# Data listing
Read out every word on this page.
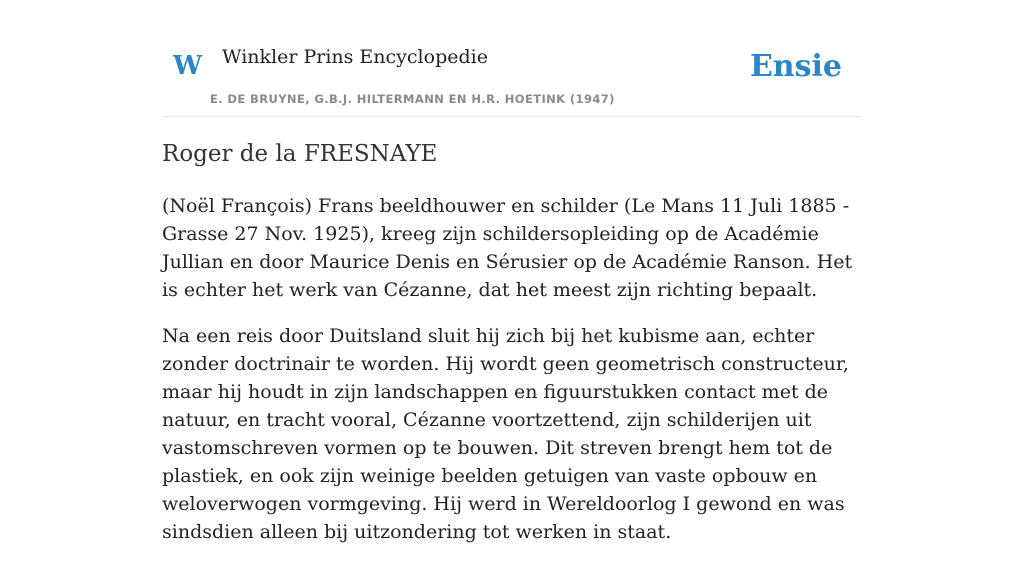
W Winkler Prins Encyclopedie
E. DE BRUYNE, G.B.J. HILTERMANN EN H.R. HOETINK (1947)
Ensie
Roger de la FRESNAYE

(Noël François) Frans beeldhouwer en schilder (Le Mans 11 Juli 1885 - Grasse 27 Nov. 1925), kreeg zijn schildersopleiding op de Académie Jullian en door Maurice Denis en Sérusier op de Académie Ranson. Het is echter het werk van Cézanne, dat het meest zijn richting bepaalt.

Na een reis door Duitsland sluit hij zich bij het kubisme aan, echter zonder doctrinair te worden. Hij wordt geen geometrisch constructeur, maar hij houdt in zijn landschappen en figuurstukken contact met de natuur, en tracht vooral, Cézanne voortzettend, zijn schilderijen uit vastomschreven vormen op te bouwen. Dit streven brengt hem tot de plastiek, en ook zijn weinige beelden getuigen van vaste opbouw en weloverwogen vormgeving. Hij werd in Wereldoorlog I gewond en was sindsdien alleen bij uitzondering tot werken in staat.
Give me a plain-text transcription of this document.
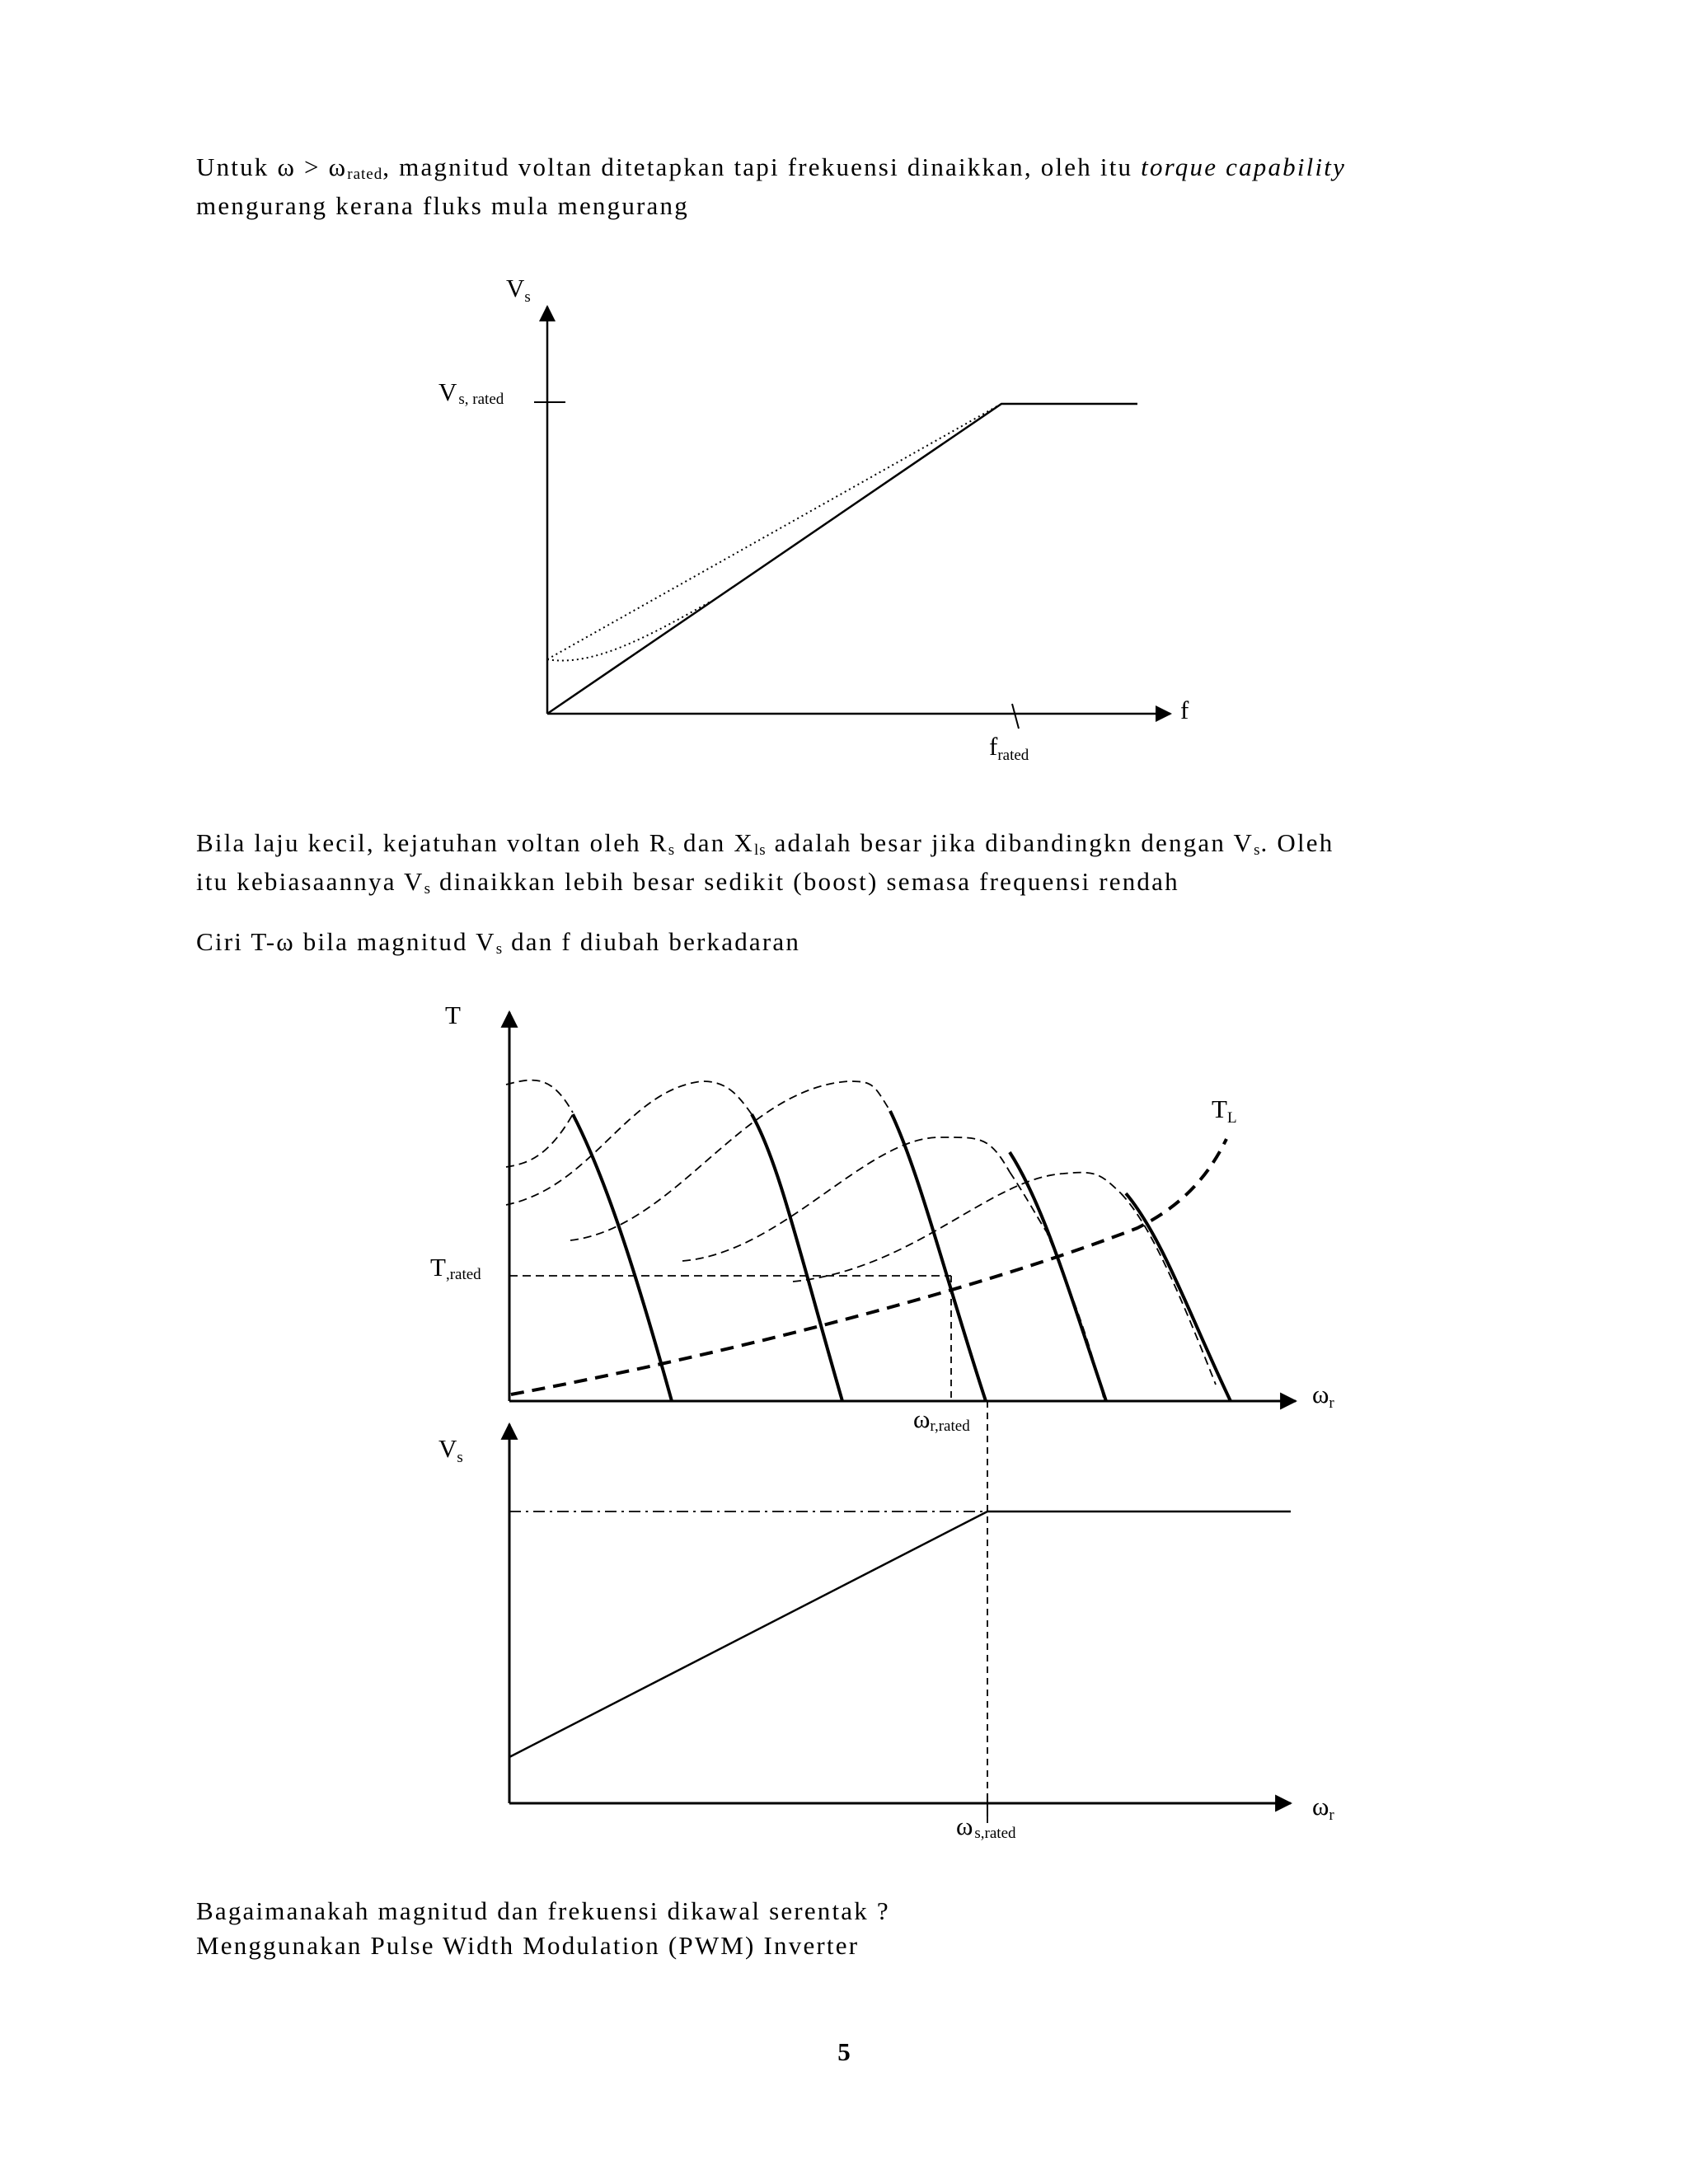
Untuk $\omega > \omega_{rated}$, magnitud voltan ditetapkan tapi frekuensi dinaikkan, oleh itu torque capability
mengurang kerana fluks mula mengurang

Vs
Vs, rated
f
frated

Bila laju kecil, kejatuhan voltan oleh $R_s$ dan $X_{ls}$ adalah besar jika dibandingkn dengan $V_s$. Oleh
itu kebiasaannya $V_s$ dinaikkan lebih besar sedikit (boost) semasa frequensi rendah

Ciri T-ω bila magnitud $V_s$ dan f diubah berkadaran

T
TL
T,rated
ωr
ωr,rated
Vs
ωr
ωs,rated

Bagaimanakah magnitud dan frekuensi dikawal serentak ?
Menggunakan Pulse Width Modulation (PWM) Inverter

5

# AIM
Using the material above, return every line exactly as it appears, minus the pictures.

# TASK RESULT
Read out every word on this page.
W Winkler Prins Encyclopedie
E. DE BRUYNE, G.B.J. HILTERMANN EN H.R. HOETINK (1947)
Ensie
Roger de la FRESNAYE

(Noël François) Frans beeldhouwer en schilder (Le Mans 11 Juli 1885 - Grasse 27 Nov. 1925), kreeg zijn schildersopleiding op de Académie Jullian en door Maurice Denis en Sérusier op de Académie Ranson. Het is echter het werk van Cézanne, dat het meest zijn richting bepaalt.

Na een reis door Duitsland sluit hij zich bij het kubisme aan, echter zonder doctrinair te worden. Hij wordt geen geometrisch constructeur, maar hij houdt in zijn landschappen en figuurstukken contact met de natuur, en tracht vooral, Cézanne voortzettend, zijn schilderijen uit vastomschreven vormen op te bouwen. Dit streven brengt hem tot de plastiek, en ook zijn weinige beelden getuigen van vaste opbouw en weloverwogen vormgeving. Hij werd in Wereldoorlog I gewond en was sindsdien alleen bij uitzondering tot werken in staat.
Give me a plain-text transcription of this document.
Untuk $\omega > \omega_{rated}$, magnitud voltan ditetapkan tapi frekuensi dinaikkan, oleh itu torque capability
mengurang kerana fluks mula mengurang

Vs
Vs, rated
f
frated

Bila laju kecil, kejatuhan voltan oleh $R_s$ dan $X_{ls}$ adalah besar jika dibandingkn dengan $V_s$. Oleh
itu kebiasaannya $V_s$ dinaikkan lebih besar sedikit (boost) semasa frequensi rendah

Ciri T-ω bila magnitud $V_s$ dan f diubah berkadaran

T
TL
T,rated
ωr
ωr,rated
Vs
ωr
ωs,rated

Bagaimanakah magnitud dan frekuensi dikawal serentak ?
Menggunakan Pulse Width Modulation (PWM) Inverter

5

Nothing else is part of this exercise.